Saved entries

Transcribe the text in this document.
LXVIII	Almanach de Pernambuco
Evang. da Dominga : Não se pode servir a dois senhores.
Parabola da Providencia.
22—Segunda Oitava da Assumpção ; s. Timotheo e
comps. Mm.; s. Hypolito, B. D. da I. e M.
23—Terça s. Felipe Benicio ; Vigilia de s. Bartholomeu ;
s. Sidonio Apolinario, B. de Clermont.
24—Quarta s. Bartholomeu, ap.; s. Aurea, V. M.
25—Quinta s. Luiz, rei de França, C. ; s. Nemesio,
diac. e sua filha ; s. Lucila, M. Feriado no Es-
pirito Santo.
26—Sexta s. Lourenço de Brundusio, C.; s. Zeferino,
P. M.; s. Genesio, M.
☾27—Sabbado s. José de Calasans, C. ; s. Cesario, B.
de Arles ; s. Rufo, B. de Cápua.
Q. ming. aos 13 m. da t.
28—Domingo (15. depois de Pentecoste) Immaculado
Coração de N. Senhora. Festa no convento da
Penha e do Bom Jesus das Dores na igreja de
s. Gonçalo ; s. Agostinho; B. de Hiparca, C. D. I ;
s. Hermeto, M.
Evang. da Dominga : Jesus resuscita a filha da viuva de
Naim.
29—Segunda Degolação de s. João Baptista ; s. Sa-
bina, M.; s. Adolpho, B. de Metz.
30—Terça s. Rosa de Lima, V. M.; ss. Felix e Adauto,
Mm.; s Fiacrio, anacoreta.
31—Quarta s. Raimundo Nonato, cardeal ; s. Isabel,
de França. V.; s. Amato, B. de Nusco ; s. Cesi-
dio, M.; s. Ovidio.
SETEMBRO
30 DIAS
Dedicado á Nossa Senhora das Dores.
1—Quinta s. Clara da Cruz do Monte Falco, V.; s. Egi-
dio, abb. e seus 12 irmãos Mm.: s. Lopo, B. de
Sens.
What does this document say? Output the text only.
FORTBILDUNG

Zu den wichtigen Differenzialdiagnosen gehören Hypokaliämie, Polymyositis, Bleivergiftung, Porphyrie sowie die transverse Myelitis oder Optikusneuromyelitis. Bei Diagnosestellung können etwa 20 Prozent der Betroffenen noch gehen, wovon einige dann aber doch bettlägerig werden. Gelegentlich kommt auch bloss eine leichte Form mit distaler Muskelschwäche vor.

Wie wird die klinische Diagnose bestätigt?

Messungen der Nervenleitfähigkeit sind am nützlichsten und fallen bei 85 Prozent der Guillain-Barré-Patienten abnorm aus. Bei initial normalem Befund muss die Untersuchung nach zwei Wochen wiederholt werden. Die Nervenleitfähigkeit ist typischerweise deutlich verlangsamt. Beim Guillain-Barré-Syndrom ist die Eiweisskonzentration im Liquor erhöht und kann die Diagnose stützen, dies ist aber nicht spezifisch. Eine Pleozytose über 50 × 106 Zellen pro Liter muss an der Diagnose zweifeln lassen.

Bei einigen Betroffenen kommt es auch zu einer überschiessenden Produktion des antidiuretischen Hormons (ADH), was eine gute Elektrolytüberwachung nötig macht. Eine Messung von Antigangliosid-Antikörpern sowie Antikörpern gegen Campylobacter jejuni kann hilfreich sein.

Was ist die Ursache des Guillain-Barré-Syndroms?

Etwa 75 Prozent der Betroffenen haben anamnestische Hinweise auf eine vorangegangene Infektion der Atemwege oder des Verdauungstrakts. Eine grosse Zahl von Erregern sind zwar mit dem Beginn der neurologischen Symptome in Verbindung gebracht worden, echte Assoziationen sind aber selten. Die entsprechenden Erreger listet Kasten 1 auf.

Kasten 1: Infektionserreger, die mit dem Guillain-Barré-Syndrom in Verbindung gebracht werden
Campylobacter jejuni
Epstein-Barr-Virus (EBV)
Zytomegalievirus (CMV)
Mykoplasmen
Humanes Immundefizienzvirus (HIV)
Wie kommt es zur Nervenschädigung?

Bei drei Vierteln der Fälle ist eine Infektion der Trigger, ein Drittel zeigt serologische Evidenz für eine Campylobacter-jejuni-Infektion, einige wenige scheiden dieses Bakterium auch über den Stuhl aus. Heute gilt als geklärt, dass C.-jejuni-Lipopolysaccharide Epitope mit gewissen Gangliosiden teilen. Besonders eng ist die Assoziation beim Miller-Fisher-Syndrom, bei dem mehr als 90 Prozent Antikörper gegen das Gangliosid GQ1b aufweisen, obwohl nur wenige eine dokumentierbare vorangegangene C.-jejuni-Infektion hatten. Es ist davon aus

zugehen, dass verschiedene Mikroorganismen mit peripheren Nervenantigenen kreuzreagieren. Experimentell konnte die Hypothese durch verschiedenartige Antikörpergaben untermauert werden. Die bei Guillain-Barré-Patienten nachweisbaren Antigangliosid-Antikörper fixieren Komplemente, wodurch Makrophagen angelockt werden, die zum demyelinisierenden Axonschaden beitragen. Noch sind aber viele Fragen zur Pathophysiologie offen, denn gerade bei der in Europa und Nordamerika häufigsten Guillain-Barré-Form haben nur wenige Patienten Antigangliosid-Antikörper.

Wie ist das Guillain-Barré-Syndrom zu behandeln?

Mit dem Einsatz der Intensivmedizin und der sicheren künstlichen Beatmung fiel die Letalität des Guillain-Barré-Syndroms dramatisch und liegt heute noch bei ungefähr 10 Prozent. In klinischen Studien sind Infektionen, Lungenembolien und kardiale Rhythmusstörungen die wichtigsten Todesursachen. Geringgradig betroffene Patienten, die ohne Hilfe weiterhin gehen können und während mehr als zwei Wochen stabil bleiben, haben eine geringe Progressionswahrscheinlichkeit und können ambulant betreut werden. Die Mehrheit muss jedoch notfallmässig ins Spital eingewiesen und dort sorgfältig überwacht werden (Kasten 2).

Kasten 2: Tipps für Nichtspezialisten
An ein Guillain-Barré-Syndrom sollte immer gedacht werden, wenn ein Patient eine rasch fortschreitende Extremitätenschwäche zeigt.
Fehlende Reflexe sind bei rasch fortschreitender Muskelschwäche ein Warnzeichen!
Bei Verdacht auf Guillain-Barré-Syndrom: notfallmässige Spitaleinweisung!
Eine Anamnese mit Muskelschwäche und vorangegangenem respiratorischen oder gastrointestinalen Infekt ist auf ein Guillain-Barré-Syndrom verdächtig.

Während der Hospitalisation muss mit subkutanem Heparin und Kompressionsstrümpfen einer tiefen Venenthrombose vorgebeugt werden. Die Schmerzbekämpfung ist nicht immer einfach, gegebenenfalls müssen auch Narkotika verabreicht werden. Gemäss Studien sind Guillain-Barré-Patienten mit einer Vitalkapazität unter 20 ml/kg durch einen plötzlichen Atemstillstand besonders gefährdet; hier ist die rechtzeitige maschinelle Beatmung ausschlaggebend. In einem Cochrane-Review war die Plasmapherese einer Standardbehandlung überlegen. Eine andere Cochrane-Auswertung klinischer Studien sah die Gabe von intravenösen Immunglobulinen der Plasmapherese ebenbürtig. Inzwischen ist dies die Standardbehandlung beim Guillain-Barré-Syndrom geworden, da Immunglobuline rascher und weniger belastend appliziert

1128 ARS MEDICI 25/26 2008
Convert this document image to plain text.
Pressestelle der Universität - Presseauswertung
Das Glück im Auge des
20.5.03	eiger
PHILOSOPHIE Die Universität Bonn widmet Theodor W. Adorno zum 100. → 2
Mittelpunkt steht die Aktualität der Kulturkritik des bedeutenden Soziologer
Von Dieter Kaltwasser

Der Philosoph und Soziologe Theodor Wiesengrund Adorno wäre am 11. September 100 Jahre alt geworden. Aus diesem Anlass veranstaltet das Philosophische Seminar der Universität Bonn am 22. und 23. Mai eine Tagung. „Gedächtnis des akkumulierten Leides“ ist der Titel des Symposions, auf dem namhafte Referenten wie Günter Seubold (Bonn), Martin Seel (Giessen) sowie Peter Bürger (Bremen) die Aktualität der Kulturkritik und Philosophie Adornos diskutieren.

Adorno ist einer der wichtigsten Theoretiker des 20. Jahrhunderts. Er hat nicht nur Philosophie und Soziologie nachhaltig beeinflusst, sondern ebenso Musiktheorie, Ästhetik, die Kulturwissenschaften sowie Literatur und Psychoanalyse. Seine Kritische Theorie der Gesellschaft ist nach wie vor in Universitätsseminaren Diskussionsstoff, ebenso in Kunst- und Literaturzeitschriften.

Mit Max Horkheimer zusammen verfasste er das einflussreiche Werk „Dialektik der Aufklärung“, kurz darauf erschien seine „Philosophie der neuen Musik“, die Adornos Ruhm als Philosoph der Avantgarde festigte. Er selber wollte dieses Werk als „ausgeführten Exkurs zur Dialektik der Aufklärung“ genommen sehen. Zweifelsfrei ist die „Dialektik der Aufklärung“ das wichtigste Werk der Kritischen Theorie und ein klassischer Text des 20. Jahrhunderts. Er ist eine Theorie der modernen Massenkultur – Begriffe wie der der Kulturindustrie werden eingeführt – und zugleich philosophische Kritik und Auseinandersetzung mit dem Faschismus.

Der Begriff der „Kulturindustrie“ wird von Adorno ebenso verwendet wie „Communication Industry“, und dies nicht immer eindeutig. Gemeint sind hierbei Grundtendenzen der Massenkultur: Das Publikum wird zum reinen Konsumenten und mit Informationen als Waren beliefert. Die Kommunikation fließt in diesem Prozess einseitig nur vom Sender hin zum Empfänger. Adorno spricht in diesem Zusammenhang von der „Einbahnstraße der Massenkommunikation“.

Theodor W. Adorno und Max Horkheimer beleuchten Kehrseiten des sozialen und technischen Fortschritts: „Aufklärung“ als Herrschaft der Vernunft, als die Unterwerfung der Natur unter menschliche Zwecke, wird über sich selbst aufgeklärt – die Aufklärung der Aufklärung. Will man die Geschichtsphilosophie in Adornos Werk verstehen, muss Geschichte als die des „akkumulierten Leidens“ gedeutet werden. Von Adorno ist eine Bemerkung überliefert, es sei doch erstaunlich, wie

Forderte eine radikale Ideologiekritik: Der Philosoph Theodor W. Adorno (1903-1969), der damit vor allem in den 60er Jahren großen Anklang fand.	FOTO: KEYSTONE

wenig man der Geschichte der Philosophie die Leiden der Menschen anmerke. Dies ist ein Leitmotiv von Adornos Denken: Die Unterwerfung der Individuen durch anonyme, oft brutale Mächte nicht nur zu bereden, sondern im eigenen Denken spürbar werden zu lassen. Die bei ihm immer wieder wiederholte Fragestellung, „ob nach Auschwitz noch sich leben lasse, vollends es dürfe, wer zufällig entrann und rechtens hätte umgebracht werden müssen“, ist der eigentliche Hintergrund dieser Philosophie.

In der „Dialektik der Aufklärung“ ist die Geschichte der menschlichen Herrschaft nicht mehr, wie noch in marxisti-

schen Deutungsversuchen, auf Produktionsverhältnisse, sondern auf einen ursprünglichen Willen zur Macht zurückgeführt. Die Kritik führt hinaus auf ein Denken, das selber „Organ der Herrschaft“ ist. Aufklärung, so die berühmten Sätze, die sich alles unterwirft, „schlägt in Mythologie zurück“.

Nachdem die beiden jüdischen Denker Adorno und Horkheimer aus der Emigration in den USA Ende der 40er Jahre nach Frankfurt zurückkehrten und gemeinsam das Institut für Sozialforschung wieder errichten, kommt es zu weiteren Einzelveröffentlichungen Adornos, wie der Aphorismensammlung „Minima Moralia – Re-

- Problem statement
Among the entries above, find every line holding "Muskelschwäche" and copy it.

- Answer for this exercise
Zu den wichtigen Differenzialdiagnosen gehören Hypokaliämie, Polymyositis, Bleivergiftung, Porphyrie sowie die transverse Myelitis oder Optikusneuromyelitis. Bei Diagnosestellung können etwa 20 Prozent der Betroffenen noch gehen, wovon einige dann aber doch bettlägerig werden. Gelegentlich kommt auch bloss eine leichte Form mit distaler Muskelschwäche vor.
Fehlende Reflexe sind bei rasch fortschreitender Muskelschwäche ein Warnzeichen!
Eine Anamnese mit Muskelschwäche und vorangegangenem respiratorischen oder gastrointestinalen Infekt ist auf ein Guillain-Barré-Syndrom verdächtig.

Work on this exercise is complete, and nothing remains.